• Blok Teks
········

Maka muncul dua interpretasi neurologis dari penglihatan buta telah diusulkan.
Yang pertama adalah korteks striat tidak sepenuhnya rusak dan sekelompok sel
fungsional yang masih tersisa mampu memediasi beberapa kemampuan visual meskipun
tidak ada kesadaran yang disadari. Yang kedua, adalah jalur-jalur visual yang naik secara
langsung ke korteks visual sekunder dari struktur-struktur visual subkortikal tanpa
melalui korteks visual primer mampu mempertahankan beberapa kemampuan visual
meskipun tidak ada kesadaran kognitif.

Daerah-daerah fungsional korteks visual sekunder dan korteks visual asosiasi

Korteks visual sekunder dan porsi-porsi korteks asosiasi yang terlibat dalam analisis
visual terdiri atas daera-daerah yang berbeda, masing-masing terspesialisasi untuk tipe analisis
visual tertentu. Neuron-neuron di masing-masing daerah fungsional merespons paling kuat ke
aspek-aspek stimuli visual yang berbeda.

PET (Positron Emission Tomography), fMRI dan evoked potentials telah digunakan
untuk mengidentifikasi berbagai daerah korteks visual pada manusia. Aktivitas otak subjek
dipantau sementara mereka memeriksa berbagai macam stimuli visual. Dengan mengidentifikasi
daerah-daerah aktivasi yang terkait dengan berbagai property visual (misalnya, gerakan atau
warna).

Arus Dorsal dan Ventral

Kebanyakan informasi memasuki korteks visual primer melalui nuclei genikulat lateral.
Informasi dari kedua nuclei genikulat lateral diterima di korteks visual primer, digabungkan dan
kemudian disegresikan ke dalam banyak jalur yang berproyeksi secara terpisah ke berbagai
daerah fungsional korteks visual sekunder dan kemudian ke daerah-daerah korteks visual
asosiasi. Banyak jalur yang mengonduksikan informasi dari korteks visual primer melalui
berbagai daerah terspesialisasi di korteks sekunder dan korteks asosiasi yang merupakan bagian
dua arus utama: arus dorsal dan arus ventral. Arus dorsal mengalir dari korteks visual primer ke
korteks prestriat dorsal lalu ke korteks parietal posterior, dan arus ventral mengalir dari korteks
visual primer ke korteks prestriat ventral lalu ke korteks inferotemporal.

Teori penglihatan “di mana” versus “apa”

Ungerleider dan Mishkin (1982) menyatakan bahwa arus dorsal dan ventral menjalankan
fungsi-fungsi visual yang berbeda. Arus dorsal terspesialisasi dalam persepsi spasial, arus ventral
terspesialisasi dalam rekognisi pola visual. Teori ini mampu memprediksi kerusakan pada system
dorsal mendirupsi persepsi spasial visual, dan kerusakan pada system ventral mendisrupsi
persepsi visual yang disadari.

········

• Informasi yang Diberikan
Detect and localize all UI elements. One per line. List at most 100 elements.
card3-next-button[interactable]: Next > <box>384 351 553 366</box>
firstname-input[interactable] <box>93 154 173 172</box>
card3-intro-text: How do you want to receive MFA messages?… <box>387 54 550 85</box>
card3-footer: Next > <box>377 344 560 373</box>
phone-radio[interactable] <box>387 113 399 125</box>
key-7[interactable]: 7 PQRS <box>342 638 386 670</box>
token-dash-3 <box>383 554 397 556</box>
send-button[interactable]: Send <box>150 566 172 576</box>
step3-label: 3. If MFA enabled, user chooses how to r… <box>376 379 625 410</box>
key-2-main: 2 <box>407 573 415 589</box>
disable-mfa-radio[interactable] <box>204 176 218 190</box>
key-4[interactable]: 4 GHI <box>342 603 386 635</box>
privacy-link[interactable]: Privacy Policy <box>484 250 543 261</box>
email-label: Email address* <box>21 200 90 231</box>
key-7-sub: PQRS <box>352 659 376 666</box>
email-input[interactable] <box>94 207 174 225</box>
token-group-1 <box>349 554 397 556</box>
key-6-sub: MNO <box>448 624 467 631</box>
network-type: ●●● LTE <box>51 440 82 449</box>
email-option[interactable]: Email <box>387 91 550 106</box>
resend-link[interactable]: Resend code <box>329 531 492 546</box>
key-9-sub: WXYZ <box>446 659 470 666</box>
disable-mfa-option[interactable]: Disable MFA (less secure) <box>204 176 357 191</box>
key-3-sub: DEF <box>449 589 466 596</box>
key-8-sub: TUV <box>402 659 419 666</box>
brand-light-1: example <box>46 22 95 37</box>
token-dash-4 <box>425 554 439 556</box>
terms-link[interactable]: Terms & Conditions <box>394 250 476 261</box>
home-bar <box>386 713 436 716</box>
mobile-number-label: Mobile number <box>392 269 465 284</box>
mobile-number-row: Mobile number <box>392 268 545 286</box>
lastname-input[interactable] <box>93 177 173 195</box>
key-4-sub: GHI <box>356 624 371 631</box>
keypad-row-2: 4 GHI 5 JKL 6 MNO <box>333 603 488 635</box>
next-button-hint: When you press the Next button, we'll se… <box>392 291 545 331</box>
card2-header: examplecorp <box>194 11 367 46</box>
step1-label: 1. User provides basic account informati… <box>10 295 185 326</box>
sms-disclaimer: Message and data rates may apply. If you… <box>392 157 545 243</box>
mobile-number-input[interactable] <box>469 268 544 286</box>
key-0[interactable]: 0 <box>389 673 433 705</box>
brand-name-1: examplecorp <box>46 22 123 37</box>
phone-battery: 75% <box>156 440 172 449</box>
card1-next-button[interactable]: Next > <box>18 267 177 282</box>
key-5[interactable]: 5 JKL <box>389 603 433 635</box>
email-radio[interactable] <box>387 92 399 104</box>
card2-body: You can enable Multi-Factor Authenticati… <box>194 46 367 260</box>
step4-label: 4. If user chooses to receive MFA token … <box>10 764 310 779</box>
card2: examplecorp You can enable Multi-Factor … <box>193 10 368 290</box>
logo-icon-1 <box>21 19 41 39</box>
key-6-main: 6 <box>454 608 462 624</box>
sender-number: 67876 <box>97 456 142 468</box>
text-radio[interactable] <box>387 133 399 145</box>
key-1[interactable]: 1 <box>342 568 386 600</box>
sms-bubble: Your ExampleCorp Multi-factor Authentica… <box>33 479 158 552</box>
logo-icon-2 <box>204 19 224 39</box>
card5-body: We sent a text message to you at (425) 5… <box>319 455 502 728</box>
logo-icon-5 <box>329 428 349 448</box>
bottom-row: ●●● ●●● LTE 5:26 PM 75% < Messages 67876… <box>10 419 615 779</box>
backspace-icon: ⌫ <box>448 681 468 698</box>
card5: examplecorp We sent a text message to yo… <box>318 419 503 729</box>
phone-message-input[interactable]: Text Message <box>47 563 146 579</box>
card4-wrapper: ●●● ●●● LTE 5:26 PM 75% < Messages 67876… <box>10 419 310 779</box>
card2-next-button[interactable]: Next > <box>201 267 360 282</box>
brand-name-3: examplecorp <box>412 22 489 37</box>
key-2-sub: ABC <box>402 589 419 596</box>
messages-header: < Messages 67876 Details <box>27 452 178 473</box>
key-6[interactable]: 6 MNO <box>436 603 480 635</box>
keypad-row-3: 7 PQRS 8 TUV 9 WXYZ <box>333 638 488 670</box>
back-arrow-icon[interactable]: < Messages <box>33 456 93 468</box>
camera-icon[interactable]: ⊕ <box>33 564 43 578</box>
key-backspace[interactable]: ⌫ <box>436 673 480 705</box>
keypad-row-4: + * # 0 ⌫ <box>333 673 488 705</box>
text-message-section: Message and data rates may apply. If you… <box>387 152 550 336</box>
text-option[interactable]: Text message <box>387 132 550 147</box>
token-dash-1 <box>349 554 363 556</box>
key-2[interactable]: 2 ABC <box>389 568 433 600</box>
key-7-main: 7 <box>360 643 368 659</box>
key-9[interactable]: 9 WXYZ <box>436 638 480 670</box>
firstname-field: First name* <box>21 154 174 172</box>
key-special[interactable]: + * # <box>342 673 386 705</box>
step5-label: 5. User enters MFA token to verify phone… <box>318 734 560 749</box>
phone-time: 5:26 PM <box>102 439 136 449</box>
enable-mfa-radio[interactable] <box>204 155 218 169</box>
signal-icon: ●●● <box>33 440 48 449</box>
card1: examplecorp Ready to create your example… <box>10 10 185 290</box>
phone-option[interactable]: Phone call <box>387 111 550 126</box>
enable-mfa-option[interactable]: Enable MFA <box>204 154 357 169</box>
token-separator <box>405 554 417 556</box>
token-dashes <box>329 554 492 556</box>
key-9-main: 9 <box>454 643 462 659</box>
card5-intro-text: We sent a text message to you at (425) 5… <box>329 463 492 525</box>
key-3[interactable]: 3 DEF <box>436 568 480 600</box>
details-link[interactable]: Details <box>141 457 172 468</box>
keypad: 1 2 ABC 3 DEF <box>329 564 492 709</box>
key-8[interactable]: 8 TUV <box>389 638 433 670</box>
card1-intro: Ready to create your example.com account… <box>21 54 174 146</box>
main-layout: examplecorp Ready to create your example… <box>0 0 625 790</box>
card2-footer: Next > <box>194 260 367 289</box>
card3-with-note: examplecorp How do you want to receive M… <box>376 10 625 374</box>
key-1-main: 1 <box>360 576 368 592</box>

········

• Uraian Tugas
Salin kembali tanpa perubahan sedikit pun bagian teks tentang korteks visual, mulai dari "Yang pertama adalah" dan terus hingga "stimuli visual yang berbeda.".

• Hasil Tugas
Yang pertama adalah korteks striat tidak sepenuhnya rusak dan sekelompok sel
fungsional yang masih tersisa mampu memediasi beberapa kemampuan visual meskipun
tidak ada kesadaran yang disadari. Yang kedua, adalah jalur-jalur visual yang naik secara
langsung ke korteks visual sekunder dari struktur-struktur visual subkortikal tanpa
melalui korteks visual primer mampu mempertahankan beberapa kemampuan visual
meskipun tidak ada kesadaran kognitif.

Daerah-daerah fungsional korteks visual sekunder dan korteks visual asosiasi

Korteks visual sekunder dan porsi-porsi korteks asosiasi yang terlibat dalam analisis
visual terdiri atas daera-daerah yang berbeda, masing-masing terspesialisasi untuk tipe analisis
visual tertentu. Neuron-neuron di masing-masing daerah fungsional merespons paling kuat ke
aspek-aspek stimuli visual yang berbeda.